WRITTEN EXERCISE:
Repeat each entry as written, dropping any picture you find.

------ DATA LINES

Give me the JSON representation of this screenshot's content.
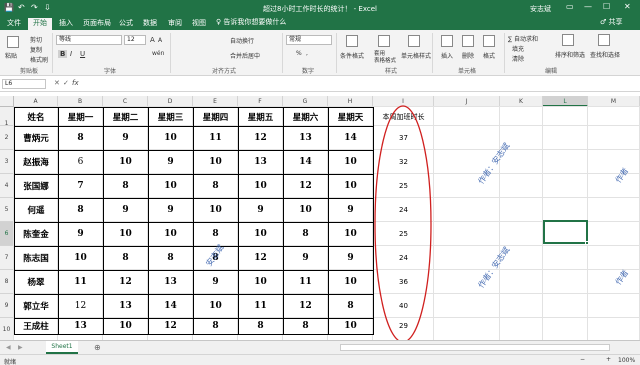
{
  "window": {
    "title": "超过8小时工作时长的统计！ - Excel",
    "user": "安志斌",
    "save_icon": "💾",
    "undo_icon": "↶",
    "redo_icon": "↷",
    "customize_icon": "⇩",
    "restore_icon": "▭",
    "minimize_icon": "—",
    "maximize_icon": "☐",
    "close_icon": "✕"
  },
  "menu": {
    "tabs": [
      "文件",
      "开始",
      "插入",
      "页面布局",
      "公式",
      "数据",
      "审阅",
      "视图"
    ],
    "tell_me": "♀ 告诉我你想要做什么",
    "share": "♂ 共享"
  },
  "ribbon": {
    "clipboard": {
      "paste": "粘贴",
      "cut": "剪切",
      "copy": "复制",
      "format_painter": "格式刷",
      "label": "剪贴板"
    },
    "font": {
      "name": "等线",
      "size": "12",
      "grow": "A",
      "shrink": "A",
      "bold": "B",
      "italic": "I",
      "underline": "U",
      "wen": "wén",
      "label": "字体"
    },
    "alignment": {
      "wrap": "自动换行",
      "merge": "合并后居中",
      "label": "对齐方式"
    },
    "number": {
      "format": "常规",
      "percent": "%",
      "comma": ",",
      "label": "数字"
    },
    "styles": {
      "conditional": "条件格式",
      "table": "套用\n表格格式",
      "cell_styles": "单元格样式",
      "label": "样式"
    },
    "cells": {
      "insert": "插入",
      "delete": "删除",
      "format": "格式",
      "label": "单元格"
    },
    "editing": {
      "autosum": "∑ 自动求和",
      "fill": "填充",
      "clear": "清除",
      "sort": "排序和筛选",
      "find": "查找和选择",
      "label": "编辑"
    }
  },
  "formula_bar": {
    "name_box": "L6",
    "cancel": "✕",
    "enter": "✓",
    "fx": "fx",
    "value": ""
  },
  "columns": [
    "A",
    "B",
    "C",
    "D",
    "E",
    "F",
    "G",
    "H",
    "I",
    "J",
    "K",
    "L",
    "M"
  ],
  "rows": [
    "1",
    "2",
    "3",
    "4",
    "5",
    "6",
    "7",
    "8",
    "9",
    "10"
  ],
  "table": {
    "headers": [
      "姓名",
      "星期一",
      "星期二",
      "星期三",
      "星期四",
      "星期五",
      "星期六",
      "星期天"
    ],
    "rows": [
      [
        "曹炳元",
        "8",
        "9",
        "10",
        "11",
        "12",
        "13",
        "14"
      ],
      [
        "赵振海",
        "6",
        "10",
        "9",
        "10",
        "13",
        "14",
        "10"
      ],
      [
        "张国娜",
        "7",
        "8",
        "10",
        "8",
        "10",
        "12",
        "10"
      ],
      [
        "何遥",
        "8",
        "9",
        "9",
        "10",
        "9",
        "10",
        "9"
      ],
      [
        "陈奎金",
        "9",
        "10",
        "10",
        "8",
        "10",
        "8",
        "10"
      ],
      [
        "陈志国",
        "10",
        "8",
        "8",
        "8",
        "12",
        "9",
        "9"
      ],
      [
        "杨翠",
        "11",
        "12",
        "13",
        "9",
        "10",
        "11",
        "10"
      ],
      [
        "郭立华",
        "12",
        "13",
        "14",
        "10",
        "11",
        "12",
        "8"
      ],
      [
        "王成柱",
        "13",
        "10",
        "12",
        "8",
        "8",
        "8",
        "10"
      ]
    ],
    "col_i_header": "本周加班时长",
    "col_i_values": [
      "37",
      "32",
      "25",
      "24",
      "25",
      "24",
      "36",
      "40",
      "29"
    ]
  },
  "watermarks": [
    "作者：安志斌",
    "作者：安志斌",
    "安志斌",
    "作者",
    "作者"
  ],
  "sheet": {
    "nav_left": "◀",
    "nav_right": "▶",
    "tab": "Sheet1",
    "add": "⊕"
  },
  "status": {
    "ready": "就绪",
    "zoom": "100%",
    "zoom_minus": "−",
    "zoom_plus": "+"
  },
  "colors": {
    "excel_green": "#217346",
    "ellipse_red": "#d0201f",
    "watermark_blue": "#4a6fb4"
  }
}
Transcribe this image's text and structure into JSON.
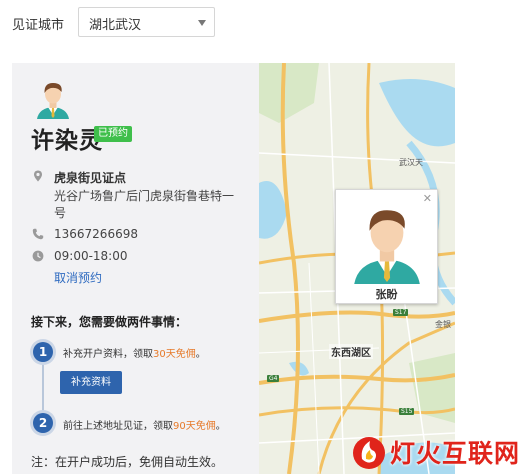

------------

TASK SOLUTION:
Give me the JSON representation of this screenshot's content.
{
  "window": {
    "title": "超过8小时工作时长的统计！ - Excel",
    "user": "安志斌",
    "save_icon": "💾",
    "undo_icon": "↶",
    "redo_icon": "↷",
    "customize_icon": "⇩",
    "restore_icon": "▭",
    "minimize_icon": "—",
    "maximize_icon": "☐",
    "close_icon": "✕"
  },
  "menu": {
    "tabs": [
      "文件",
      "开始",
      "插入",
      "页面布局",
      "公式",
      "数据",
      "审阅",
      "视图"
    ],
    "tell_me": "♀ 告诉我你想要做什么",
    "share": "♂ 共享"
  },
  "ribbon": {
    "clipboard": {
      "paste": "粘贴",
      "cut": "剪切",
      "copy": "复制",
      "format_painter": "格式刷",
      "label": "剪贴板"
    },
    "font": {
      "name": "等线",
      "size": "12",
      "grow": "A",
      "shrink": "A",
      "bold": "B",
      "italic": "I",
      "underline": "U",
      "wen": "wén",
      "label": "字体"
    },
    "alignment": {
      "wrap": "自动换行",
      "merge": "合并后居中",
      "label": "对齐方式"
    },
    "number": {
      "format": "常规",
      "percent": "%",
      "comma": ",",
      "label": "数字"
    },
    "styles": {
      "conditional": "条件格式",
      "table": "套用\n表格格式",
      "cell_styles": "单元格样式",
      "label": "样式"
    },
    "cells": {
      "insert": "插入",
      "delete": "删除",
      "format": "格式",
      "label": "单元格"
    },
    "editing": {
      "autosum": "∑ 自动求和",
      "fill": "填充",
      "clear": "清除",
      "sort": "排序和筛选",
      "find": "查找和选择",
      "label": "编辑"
    }
  },
  "formula_bar": {
    "name_box": "L6",
    "cancel": "✕",
    "enter": "✓",
    "fx": "fx",
    "value": ""
  },
  "columns": [
    "A",
    "B",
    "C",
    "D",
    "E",
    "F",
    "G",
    "H",
    "I",
    "J",
    "K",
    "L",
    "M"
  ],
  "rows": [
    "1",
    "2",
    "3",
    "4",
    "5",
    "6",
    "7",
    "8",
    "9",
    "10"
  ],
  "table": {
    "headers": [
      "姓名",
      "星期一",
      "星期二",
      "星期三",
      "星期四",
      "星期五",
      "星期六",
      "星期天"
    ],
    "rows": [
      [
        "曹炳元",
        "8",
        "9",
        "10",
        "11",
        "12",
        "13",
        "14"
      ],
      [
        "赵振海",
        "6",
        "10",
        "9",
        "10",
        "13",
        "14",
        "10"
      ],
      [
        "张国娜",
        "7",
        "8",
        "10",
        "8",
        "10",
        "12",
        "10"
      ],
      [
        "何遥",
        "8",
        "9",
        "9",
        "10",
        "9",
        "10",
        "9"
      ],
      [
        "陈奎金",
        "9",
        "10",
        "10",
        "8",
        "10",
        "8",
        "10"
      ],
      [
        "陈志国",
        "10",
        "8",
        "8",
        "8",
        "12",
        "9",
        "9"
      ],
      [
        "杨翠",
        "11",
        "12",
        "13",
        "9",
        "10",
        "11",
        "10"
      ],
      [
        "郭立华",
        "12",
        "13",
        "14",
        "10",
        "11",
        "12",
        "8"
      ],
      [
        "王成柱",
        "13",
        "10",
        "12",
        "8",
        "8",
        "8",
        "10"
      ]
    ],
    "col_i_header": "本周加班时长",
    "col_i_values": [
      "37",
      "32",
      "25",
      "24",
      "25",
      "24",
      "36",
      "40",
      "29"
    ]
  },
  "watermarks": [
    "作者：安志斌",
    "作者：安志斌",
    "安志斌",
    "作者",
    "作者"
  ],
  "sheet": {
    "nav_left": "◀",
    "nav_right": "▶",
    "tab": "Sheet1",
    "add": "⊕"
  },
  "status": {
    "ready": "就绪",
    "zoom": "100%",
    "zoom_minus": "−",
    "zoom_plus": "+"
  },
  "colors": {
    "excel_green": "#217346",
    "ellipse_red": "#d0201f",
    "watermark_blue": "#4a6fb4"
  }
}
Transcribe this image's text and structure into JSON.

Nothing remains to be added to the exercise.